Items >>

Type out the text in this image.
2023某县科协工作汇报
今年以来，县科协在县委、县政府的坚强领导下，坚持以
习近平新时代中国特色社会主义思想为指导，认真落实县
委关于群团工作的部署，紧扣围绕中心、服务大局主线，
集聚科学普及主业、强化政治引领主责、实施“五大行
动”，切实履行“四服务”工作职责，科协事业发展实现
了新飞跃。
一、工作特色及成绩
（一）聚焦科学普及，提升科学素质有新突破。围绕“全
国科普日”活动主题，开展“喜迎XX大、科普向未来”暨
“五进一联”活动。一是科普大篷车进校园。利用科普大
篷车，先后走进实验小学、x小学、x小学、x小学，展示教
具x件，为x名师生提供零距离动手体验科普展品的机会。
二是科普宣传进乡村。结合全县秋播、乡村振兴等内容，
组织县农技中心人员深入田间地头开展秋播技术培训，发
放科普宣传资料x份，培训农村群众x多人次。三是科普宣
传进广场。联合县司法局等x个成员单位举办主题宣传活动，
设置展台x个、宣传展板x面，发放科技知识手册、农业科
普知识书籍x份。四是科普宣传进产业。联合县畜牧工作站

What the exercise asks >> Produce a verbatim transcription of the entries above.

Exercise response >>
Type out the text in this image.
2023某县科协工作汇报
今年以来，县科协在县委、县政府的坚强领导下，坚持以
习近平新时代中国特色社会主义思想为指导，认真落实县
委关于群团工作的部署，紧扣围绕中心、服务大局主线，
集聚科学普及主业、强化政治引领主责、实施“五大行
动”，切实履行“四服务”工作职责，科协事业发展实现
了新飞跃。
一、工作特色及成绩
（一）聚焦科学普及，提升科学素质有新突破。围绕“全
国科普日”活动主题，开展“喜迎XX大、科普向未来”暨
“五进一联”活动。一是科普大篷车进校园。利用科普大
篷车，先后走进实验小学、x小学、x小学、x小学，展示教
具x件，为x名师生提供零距离动手体验科普展品的机会。
二是科普宣传进乡村。结合全县秋播、乡村振兴等内容，
组织县农技中心人员深入田间地头开展秋播技术培训，发
放科普宣传资料x份，培训农村群众x多人次。三是科普宣
传进广场。联合县司法局等x个成员单位举办主题宣传活动，
设置展台x个、宣传展板x面，发放科技知识手册、农业科
普知识书籍x份。四是科普宣传进产业。联合县畜牧工作站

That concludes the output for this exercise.